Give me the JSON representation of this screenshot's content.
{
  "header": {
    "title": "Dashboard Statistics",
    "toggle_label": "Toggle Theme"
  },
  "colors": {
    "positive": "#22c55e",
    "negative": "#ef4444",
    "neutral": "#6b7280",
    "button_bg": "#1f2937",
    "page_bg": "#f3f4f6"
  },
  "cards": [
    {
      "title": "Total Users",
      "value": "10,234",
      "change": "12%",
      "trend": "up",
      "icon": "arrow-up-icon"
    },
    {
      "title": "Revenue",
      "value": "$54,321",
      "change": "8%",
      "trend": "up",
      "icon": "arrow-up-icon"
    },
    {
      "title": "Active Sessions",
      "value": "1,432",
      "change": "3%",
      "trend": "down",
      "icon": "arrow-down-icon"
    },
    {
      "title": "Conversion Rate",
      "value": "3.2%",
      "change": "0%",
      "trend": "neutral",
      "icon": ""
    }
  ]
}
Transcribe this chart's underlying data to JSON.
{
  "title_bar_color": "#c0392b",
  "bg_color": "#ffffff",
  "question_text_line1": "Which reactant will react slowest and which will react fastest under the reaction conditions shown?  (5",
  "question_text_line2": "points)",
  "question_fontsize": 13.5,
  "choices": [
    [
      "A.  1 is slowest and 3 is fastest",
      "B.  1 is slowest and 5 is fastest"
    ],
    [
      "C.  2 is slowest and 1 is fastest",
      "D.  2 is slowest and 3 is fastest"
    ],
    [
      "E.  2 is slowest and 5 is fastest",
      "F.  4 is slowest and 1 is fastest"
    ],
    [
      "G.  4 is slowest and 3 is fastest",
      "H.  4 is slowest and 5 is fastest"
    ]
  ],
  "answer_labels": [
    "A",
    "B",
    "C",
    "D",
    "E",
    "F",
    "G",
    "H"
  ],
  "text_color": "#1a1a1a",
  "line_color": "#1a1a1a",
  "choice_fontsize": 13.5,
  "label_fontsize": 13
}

____________________

- **Given exercise**: Retype all the material above precisely, with no line left out.

- **Output of the exercise**:
Give me the JSON representation of this screenshot's content.
{
  "header": {
    "title": "Dashboard Statistics",
    "toggle_label": "Toggle Theme"
  },
  "colors": {
    "positive": "#22c55e",
    "negative": "#ef4444",
    "neutral": "#6b7280",
    "button_bg": "#1f2937",
    "page_bg": "#f3f4f6"
  },
  "cards": [
    {
      "title": "Total Users",
      "value": "10,234",
      "change": "12%",
      "trend": "up",
      "icon": "arrow-up-icon"
    },
    {
      "title": "Revenue",
      "value": "$54,321",
      "change": "8%",
      "trend": "up",
      "icon": "arrow-up-icon"
    },
    {
      "title": "Active Sessions",
      "value": "1,432",
      "change": "3%",
      "trend": "down",
      "icon": "arrow-down-icon"
    },
    {
      "title": "Conversion Rate",
      "value": "3.2%",
      "change": "0%",
      "trend": "neutral",
      "icon": ""
    }
  ]
}
Transcribe this chart's underlying data to JSON.
{
  "title_bar_color": "#c0392b",
  "bg_color": "#ffffff",
  "question_text_line1": "Which reactant will react slowest and which will react fastest under the reaction conditions shown?  (5",
  "question_text_line2": "points)",
  "question_fontsize": 13.5,
  "choices": [
    [
      "A.  1 is slowest and 3 is fastest",
      "B.  1 is slowest and 5 is fastest"
    ],
    [
      "C.  2 is slowest and 1 is fastest",
      "D.  2 is slowest and 3 is fastest"
    ],
    [
      "E.  2 is slowest and 5 is fastest",
      "F.  4 is slowest and 1 is fastest"
    ],
    [
      "G.  4 is slowest and 3 is fastest",
      "H.  4 is slowest and 5 is fastest"
    ]
  ],
  "answer_labels": [
    "A",
    "B",
    "C",
    "D",
    "E",
    "F",
    "G",
    "H"
  ],
  "text_color": "#1a1a1a",
  "line_color": "#1a1a1a",
  "choice_fontsize": 13.5,
  "label_fontsize": 13
}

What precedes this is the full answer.